(Exercise): Look for "linijos" in the listing below. Gather each line that contains it.

(Given entries):
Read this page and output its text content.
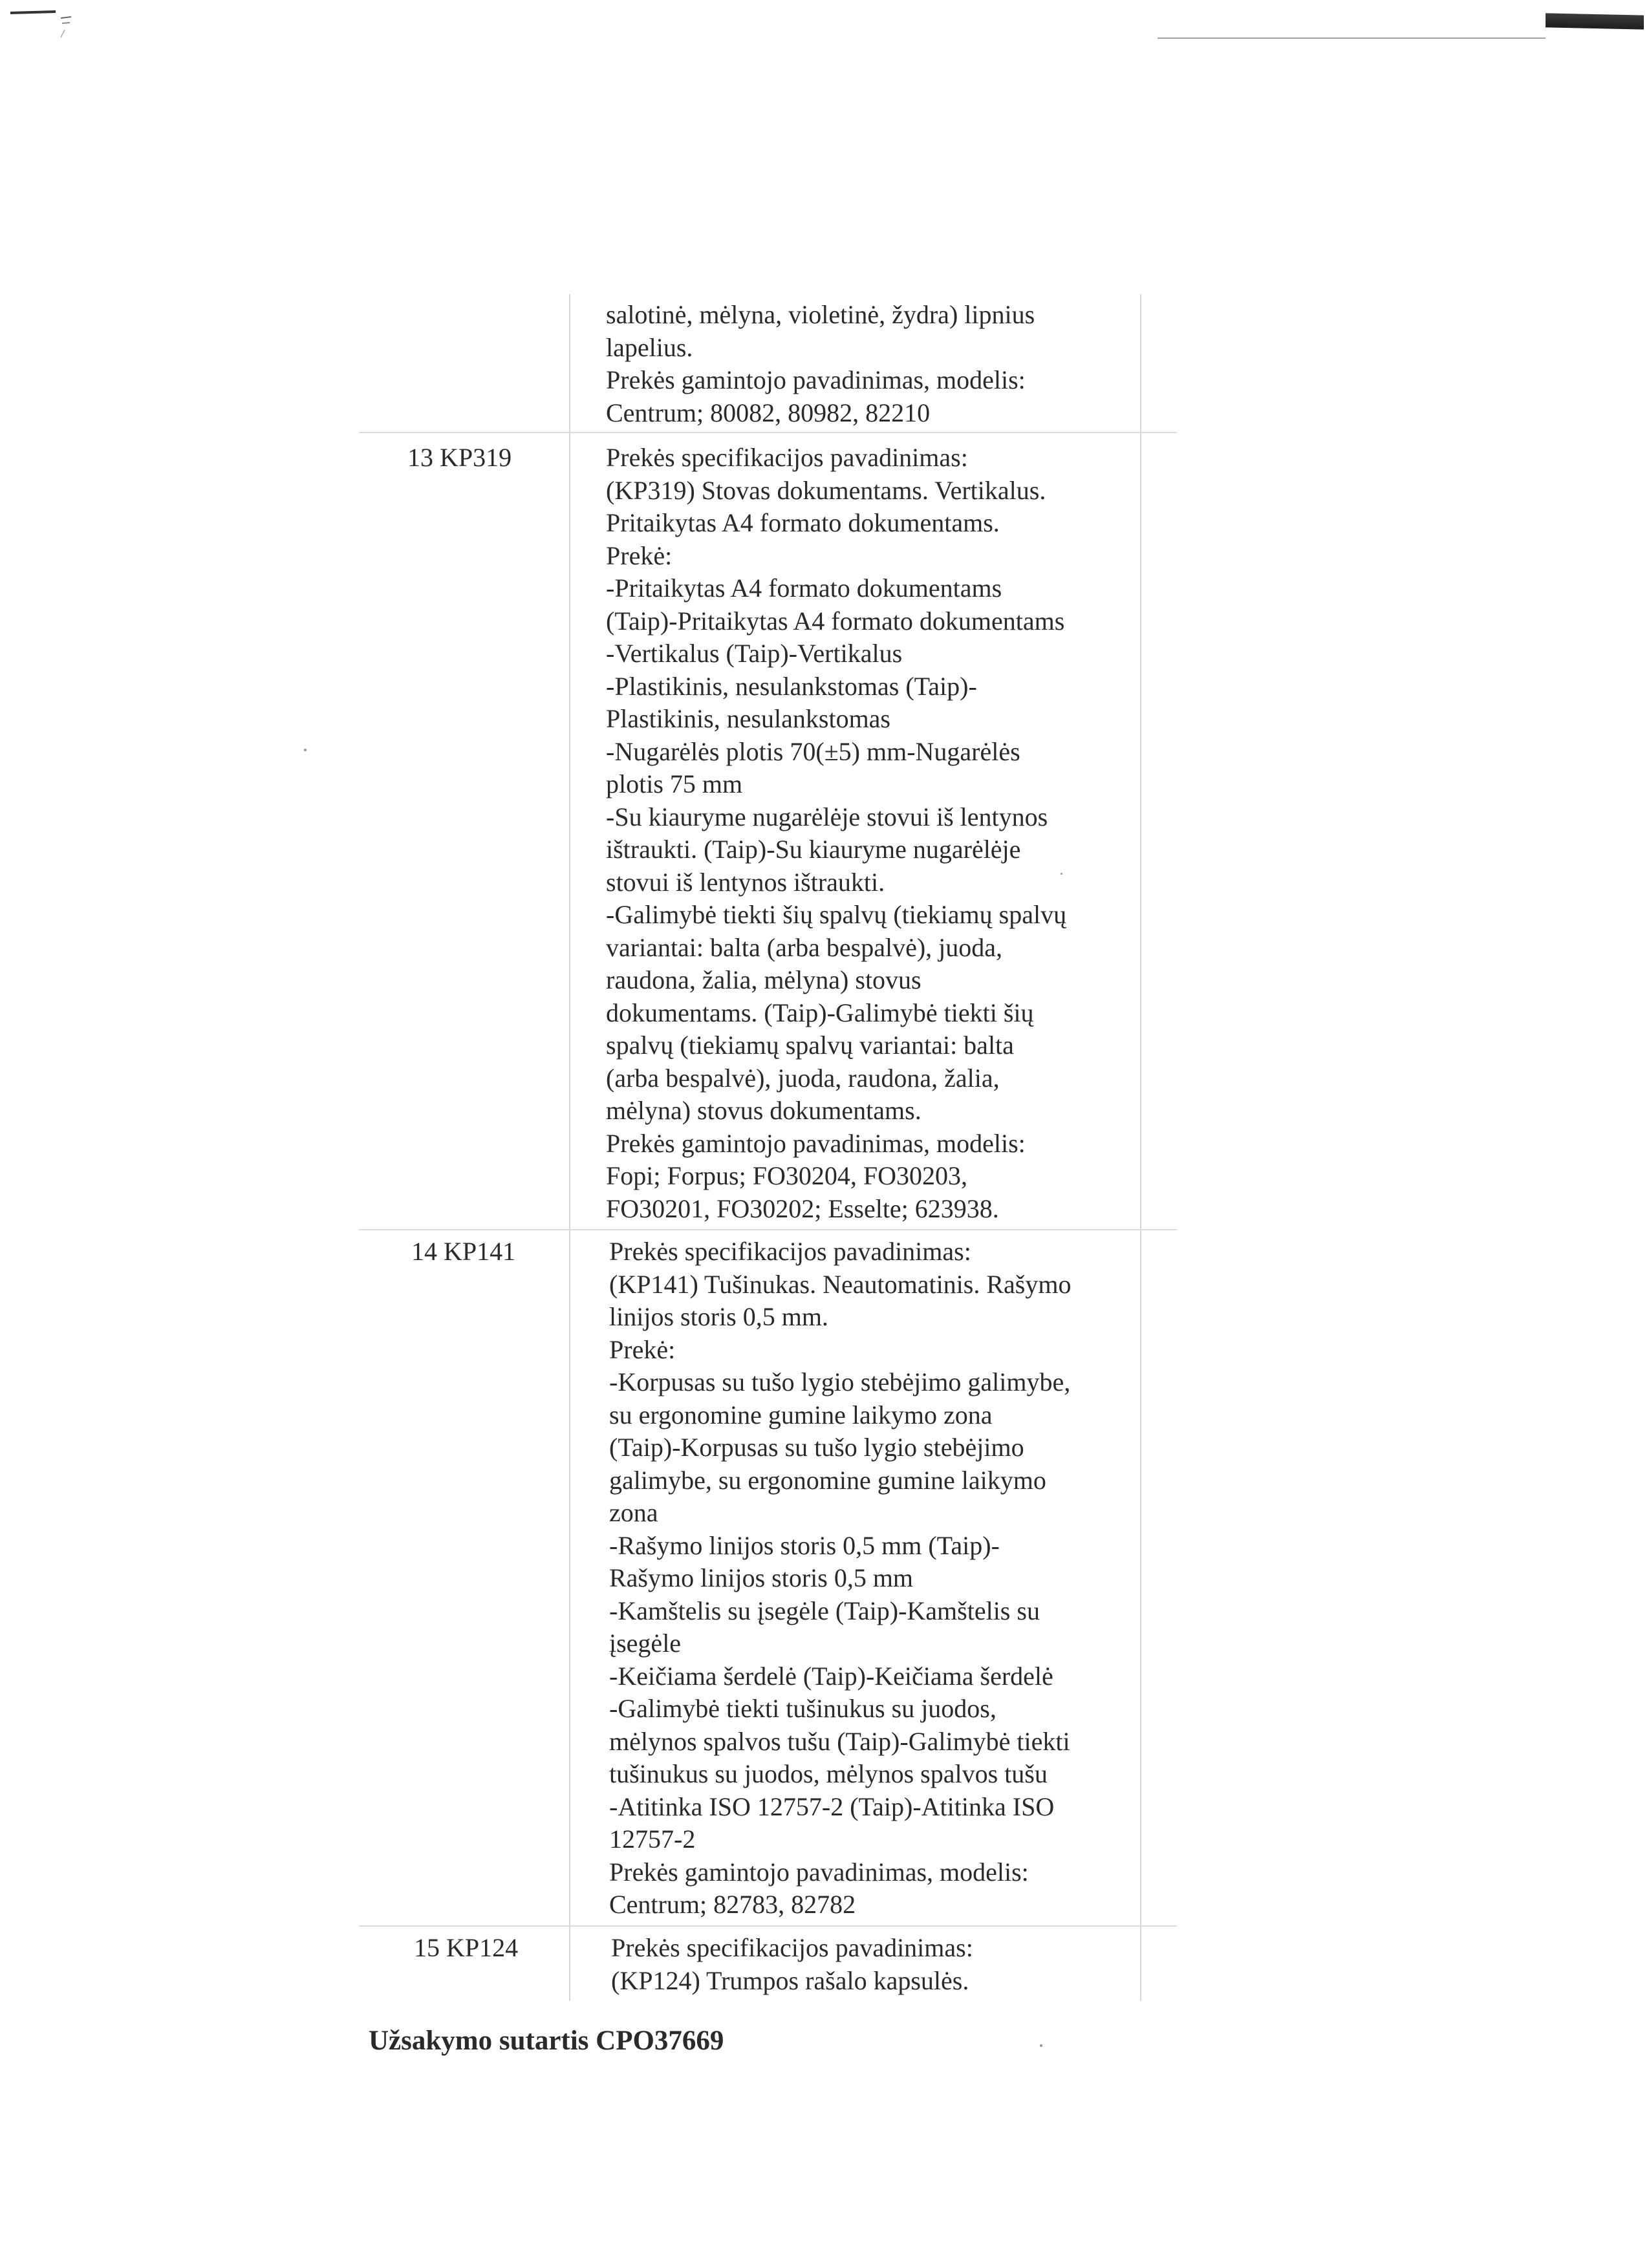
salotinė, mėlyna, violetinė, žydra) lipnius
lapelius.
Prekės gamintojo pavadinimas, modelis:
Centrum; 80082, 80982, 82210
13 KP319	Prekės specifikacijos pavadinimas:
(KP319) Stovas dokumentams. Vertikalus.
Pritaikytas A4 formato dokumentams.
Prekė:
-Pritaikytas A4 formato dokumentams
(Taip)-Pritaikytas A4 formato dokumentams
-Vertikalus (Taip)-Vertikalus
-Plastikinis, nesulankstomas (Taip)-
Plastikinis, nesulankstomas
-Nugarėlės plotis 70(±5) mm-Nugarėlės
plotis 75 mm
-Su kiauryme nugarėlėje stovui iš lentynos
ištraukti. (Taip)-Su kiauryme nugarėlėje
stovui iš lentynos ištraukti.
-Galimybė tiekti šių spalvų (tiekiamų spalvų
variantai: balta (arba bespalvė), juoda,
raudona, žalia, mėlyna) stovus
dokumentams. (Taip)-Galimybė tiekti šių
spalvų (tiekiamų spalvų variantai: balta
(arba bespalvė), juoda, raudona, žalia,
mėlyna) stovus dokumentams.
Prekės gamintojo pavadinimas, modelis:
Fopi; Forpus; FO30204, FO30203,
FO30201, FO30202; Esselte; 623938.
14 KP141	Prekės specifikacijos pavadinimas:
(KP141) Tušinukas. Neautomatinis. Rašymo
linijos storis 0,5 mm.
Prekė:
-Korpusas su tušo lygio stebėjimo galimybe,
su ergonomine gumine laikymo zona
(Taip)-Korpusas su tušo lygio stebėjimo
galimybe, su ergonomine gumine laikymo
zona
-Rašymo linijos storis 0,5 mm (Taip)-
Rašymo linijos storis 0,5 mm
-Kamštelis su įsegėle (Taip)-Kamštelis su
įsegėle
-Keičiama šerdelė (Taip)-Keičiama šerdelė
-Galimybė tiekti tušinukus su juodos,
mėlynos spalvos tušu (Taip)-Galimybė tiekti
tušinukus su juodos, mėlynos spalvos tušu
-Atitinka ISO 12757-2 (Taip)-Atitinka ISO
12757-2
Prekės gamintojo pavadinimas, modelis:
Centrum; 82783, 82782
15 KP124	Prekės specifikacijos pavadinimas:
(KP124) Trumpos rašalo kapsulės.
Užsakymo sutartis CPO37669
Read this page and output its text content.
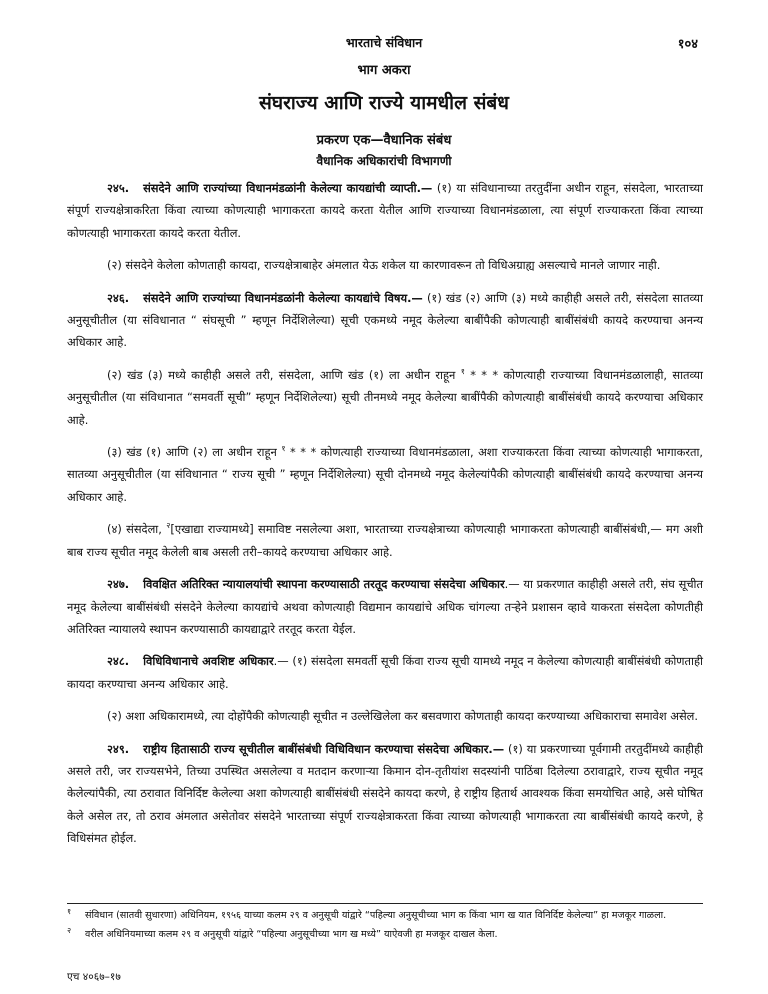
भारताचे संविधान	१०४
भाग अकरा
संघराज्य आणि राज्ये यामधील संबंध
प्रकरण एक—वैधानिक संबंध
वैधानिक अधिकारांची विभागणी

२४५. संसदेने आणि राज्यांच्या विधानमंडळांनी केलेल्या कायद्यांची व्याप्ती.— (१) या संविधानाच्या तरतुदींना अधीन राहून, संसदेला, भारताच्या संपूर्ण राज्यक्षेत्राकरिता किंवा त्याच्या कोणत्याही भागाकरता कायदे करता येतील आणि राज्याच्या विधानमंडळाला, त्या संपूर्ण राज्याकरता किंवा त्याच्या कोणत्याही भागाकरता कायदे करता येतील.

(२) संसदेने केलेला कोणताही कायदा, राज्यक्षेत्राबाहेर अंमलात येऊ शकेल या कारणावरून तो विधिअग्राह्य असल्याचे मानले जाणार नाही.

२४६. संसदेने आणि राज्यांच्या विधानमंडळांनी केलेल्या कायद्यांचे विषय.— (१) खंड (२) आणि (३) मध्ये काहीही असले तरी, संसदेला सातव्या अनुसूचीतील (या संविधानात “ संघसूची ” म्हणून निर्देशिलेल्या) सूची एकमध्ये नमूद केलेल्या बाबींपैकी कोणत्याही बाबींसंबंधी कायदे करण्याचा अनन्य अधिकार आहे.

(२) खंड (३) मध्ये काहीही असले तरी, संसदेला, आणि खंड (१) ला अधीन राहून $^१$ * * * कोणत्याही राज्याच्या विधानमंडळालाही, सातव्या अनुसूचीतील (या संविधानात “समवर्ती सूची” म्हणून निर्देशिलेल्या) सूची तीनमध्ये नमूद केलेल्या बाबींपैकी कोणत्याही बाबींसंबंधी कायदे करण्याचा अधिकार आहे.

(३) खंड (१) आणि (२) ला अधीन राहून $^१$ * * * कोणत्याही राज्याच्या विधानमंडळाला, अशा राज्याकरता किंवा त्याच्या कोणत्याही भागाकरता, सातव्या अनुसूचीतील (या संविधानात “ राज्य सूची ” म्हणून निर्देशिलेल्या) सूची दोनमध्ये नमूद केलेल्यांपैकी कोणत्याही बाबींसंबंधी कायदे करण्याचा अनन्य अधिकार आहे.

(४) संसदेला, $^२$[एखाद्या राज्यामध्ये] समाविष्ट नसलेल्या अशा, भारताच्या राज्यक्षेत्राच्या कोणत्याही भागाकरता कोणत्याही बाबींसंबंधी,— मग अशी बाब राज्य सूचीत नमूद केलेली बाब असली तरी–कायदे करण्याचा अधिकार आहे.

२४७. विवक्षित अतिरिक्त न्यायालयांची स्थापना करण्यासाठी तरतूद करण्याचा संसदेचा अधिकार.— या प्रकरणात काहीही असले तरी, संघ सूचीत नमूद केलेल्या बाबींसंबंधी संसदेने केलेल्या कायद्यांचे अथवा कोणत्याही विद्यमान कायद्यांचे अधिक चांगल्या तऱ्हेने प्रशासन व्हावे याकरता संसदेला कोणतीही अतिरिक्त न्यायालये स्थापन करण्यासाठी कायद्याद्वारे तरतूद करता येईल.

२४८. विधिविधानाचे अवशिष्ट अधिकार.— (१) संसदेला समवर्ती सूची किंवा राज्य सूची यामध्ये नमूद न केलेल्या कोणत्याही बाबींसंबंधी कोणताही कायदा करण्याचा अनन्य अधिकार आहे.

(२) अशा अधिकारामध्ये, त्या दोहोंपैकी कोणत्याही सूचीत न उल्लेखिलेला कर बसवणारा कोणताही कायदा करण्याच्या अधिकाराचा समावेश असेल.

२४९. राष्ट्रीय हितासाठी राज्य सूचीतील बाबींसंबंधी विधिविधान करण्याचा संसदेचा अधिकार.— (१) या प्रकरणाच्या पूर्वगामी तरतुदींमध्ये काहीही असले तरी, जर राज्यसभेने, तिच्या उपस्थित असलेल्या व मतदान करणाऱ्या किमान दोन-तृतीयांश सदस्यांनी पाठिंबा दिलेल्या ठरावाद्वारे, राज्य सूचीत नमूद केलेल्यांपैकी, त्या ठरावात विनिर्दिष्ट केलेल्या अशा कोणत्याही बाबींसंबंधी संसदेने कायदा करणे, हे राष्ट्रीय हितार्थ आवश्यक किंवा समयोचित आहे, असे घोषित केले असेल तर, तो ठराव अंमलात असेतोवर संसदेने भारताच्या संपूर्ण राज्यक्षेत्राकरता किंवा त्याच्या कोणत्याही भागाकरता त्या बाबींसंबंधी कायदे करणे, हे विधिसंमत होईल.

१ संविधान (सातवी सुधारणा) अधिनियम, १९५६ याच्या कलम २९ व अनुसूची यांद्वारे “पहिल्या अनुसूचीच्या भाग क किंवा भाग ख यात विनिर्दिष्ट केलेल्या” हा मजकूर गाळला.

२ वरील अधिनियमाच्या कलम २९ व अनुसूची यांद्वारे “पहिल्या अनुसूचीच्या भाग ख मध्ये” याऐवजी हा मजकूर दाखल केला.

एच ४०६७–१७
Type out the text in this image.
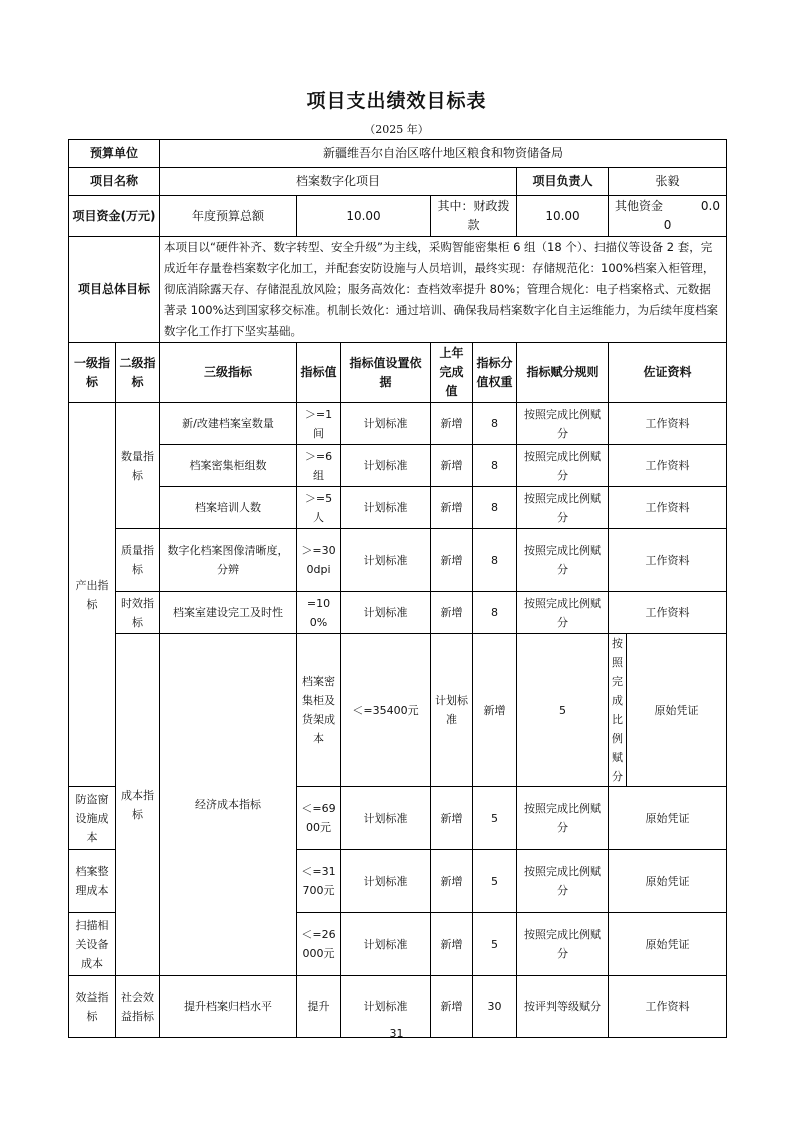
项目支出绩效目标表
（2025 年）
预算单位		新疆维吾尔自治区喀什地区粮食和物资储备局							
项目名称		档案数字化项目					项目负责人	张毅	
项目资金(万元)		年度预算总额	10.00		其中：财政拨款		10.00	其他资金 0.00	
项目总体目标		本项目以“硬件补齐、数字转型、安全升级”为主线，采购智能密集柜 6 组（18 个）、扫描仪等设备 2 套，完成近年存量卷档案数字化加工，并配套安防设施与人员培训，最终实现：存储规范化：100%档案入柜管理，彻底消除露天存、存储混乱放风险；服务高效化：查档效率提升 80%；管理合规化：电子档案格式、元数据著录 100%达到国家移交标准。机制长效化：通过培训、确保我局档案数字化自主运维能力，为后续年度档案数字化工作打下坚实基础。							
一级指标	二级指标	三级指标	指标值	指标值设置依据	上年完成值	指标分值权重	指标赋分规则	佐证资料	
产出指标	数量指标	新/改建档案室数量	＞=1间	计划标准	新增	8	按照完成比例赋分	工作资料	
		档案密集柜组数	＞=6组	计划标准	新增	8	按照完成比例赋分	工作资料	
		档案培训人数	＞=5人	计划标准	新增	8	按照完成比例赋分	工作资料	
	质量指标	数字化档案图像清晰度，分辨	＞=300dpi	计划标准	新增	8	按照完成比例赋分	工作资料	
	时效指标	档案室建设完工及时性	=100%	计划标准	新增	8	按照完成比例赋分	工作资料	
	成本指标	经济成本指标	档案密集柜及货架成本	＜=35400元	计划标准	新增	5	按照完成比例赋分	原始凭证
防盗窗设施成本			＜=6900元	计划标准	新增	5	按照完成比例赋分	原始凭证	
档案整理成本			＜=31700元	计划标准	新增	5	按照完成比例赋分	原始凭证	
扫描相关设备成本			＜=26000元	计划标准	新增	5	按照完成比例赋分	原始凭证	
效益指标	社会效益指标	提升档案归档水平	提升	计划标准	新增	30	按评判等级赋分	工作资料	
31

(Solution for this task):
linijos storis 0,5 mm.
-Rašymo linijos storis 0,5 mm (Taip)-
Rašymo linijos storis 0,5 mm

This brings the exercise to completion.